> TASK GOAL
Find the line containing "What data populates" in the listing below; reproduce it and every line after, exactly. Skip pictures.

> Excerpt from a dataset

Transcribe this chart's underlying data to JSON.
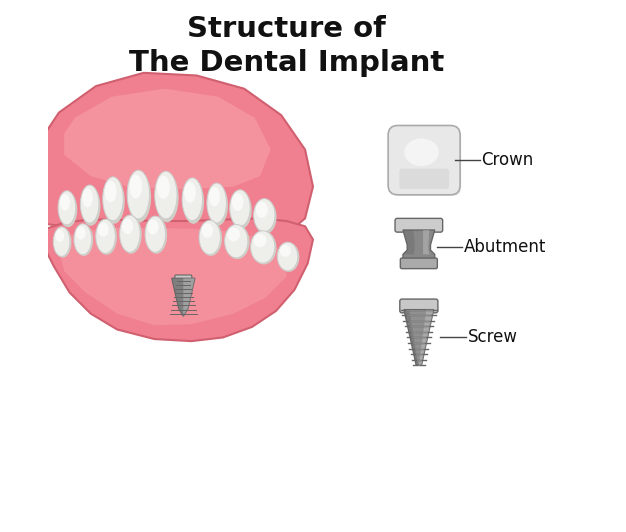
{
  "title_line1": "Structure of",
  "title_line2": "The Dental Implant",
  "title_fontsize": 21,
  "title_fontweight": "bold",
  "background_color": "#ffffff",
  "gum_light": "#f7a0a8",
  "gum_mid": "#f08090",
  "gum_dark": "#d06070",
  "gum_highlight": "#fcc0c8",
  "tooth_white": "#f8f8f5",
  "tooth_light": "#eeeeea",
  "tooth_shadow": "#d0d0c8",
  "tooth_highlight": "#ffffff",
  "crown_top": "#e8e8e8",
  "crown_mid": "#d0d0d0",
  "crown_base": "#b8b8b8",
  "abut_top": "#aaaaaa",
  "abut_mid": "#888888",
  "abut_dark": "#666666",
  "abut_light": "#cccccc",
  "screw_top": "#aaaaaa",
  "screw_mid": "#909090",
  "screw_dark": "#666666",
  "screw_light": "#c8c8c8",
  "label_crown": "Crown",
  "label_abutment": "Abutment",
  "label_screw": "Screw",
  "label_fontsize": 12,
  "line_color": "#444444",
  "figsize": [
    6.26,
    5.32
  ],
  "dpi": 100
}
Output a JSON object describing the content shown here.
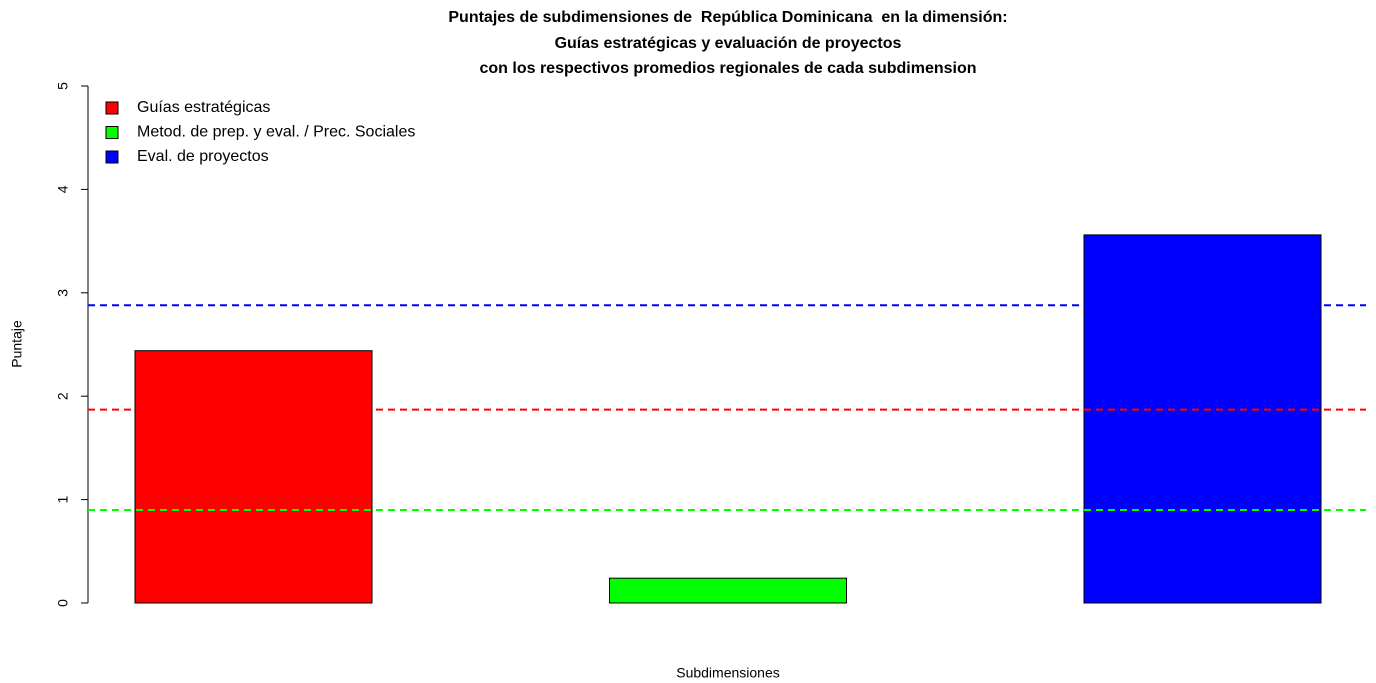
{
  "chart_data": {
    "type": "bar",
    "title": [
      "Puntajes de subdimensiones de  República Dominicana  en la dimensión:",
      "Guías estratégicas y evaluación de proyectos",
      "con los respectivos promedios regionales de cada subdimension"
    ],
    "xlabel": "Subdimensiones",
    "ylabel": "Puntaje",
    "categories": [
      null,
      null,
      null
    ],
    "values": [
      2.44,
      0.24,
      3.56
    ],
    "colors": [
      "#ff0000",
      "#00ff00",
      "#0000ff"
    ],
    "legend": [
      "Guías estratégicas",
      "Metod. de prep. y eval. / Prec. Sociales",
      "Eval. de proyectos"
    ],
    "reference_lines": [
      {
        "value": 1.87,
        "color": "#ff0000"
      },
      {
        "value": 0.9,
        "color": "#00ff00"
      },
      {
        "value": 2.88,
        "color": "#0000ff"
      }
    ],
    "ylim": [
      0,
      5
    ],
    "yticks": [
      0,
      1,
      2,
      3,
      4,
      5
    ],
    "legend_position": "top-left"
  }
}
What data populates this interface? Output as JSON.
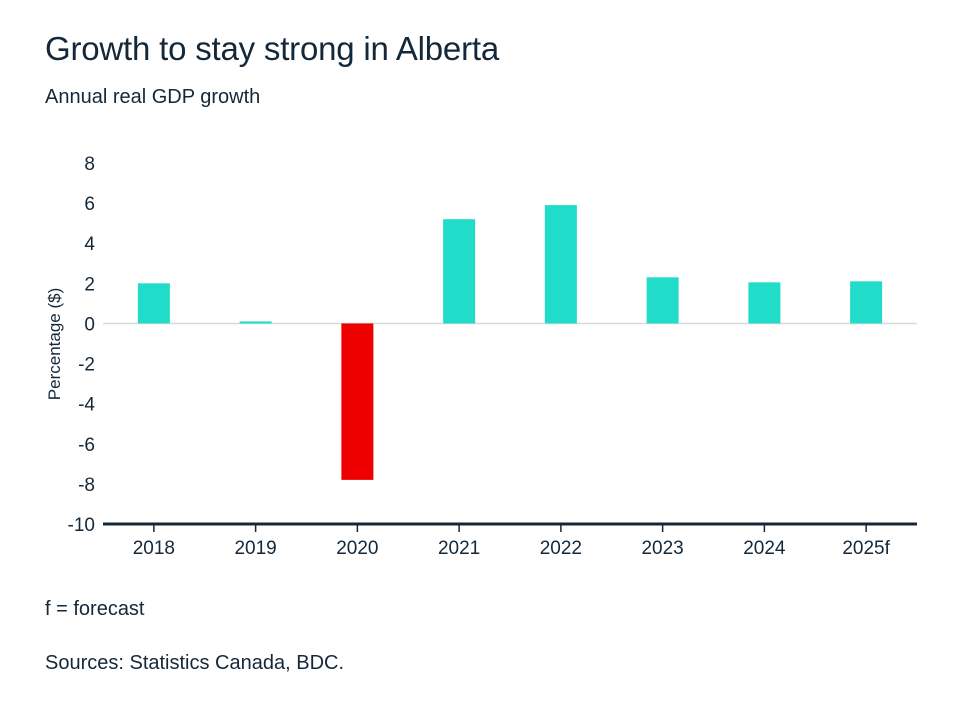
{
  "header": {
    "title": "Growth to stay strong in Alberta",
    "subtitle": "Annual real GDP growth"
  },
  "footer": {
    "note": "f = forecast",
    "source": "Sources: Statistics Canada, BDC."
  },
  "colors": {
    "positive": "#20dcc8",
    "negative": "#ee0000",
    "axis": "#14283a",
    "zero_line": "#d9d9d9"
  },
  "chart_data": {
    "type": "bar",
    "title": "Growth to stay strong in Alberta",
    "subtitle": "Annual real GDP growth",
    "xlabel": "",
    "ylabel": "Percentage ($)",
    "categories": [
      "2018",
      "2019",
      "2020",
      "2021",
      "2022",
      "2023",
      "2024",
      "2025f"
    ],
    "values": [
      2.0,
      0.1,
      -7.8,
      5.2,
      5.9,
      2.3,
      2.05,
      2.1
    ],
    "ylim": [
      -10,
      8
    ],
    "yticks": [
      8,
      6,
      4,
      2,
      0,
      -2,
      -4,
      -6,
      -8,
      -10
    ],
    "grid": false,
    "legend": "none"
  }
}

> EXERCISE ANSWER
What data populates this interface? Output as JSON.
{
  "header": {
    "title": "Growth to stay strong in Alberta",
    "subtitle": "Annual real GDP growth"
  },
  "footer": {
    "note": "f = forecast",
    "source": "Sources: Statistics Canada, BDC."
  },
  "colors": {
    "positive": "#20dcc8",
    "negative": "#ee0000",
    "axis": "#14283a",
    "zero_line": "#d9d9d9"
  },
  "chart_data": {
    "type": "bar",
    "title": "Growth to stay strong in Alberta",
    "subtitle": "Annual real GDP growth",
    "xlabel": "",
    "ylabel": "Percentage ($)",
    "categories": [
      "2018",
      "2019",
      "2020",
      "2021",
      "2022",
      "2023",
      "2024",
      "2025f"
    ],
    "values": [
      2.0,
      0.1,
      -7.8,
      5.2,
      5.9,
      2.3,
      2.05,
      2.1
    ],
    "ylim": [
      -10,
      8
    ],
    "yticks": [
      8,
      6,
      4,
      2,
      0,
      -2,
      -4,
      -6,
      -8,
      -10
    ],
    "grid": false,
    "legend": "none"
  }
}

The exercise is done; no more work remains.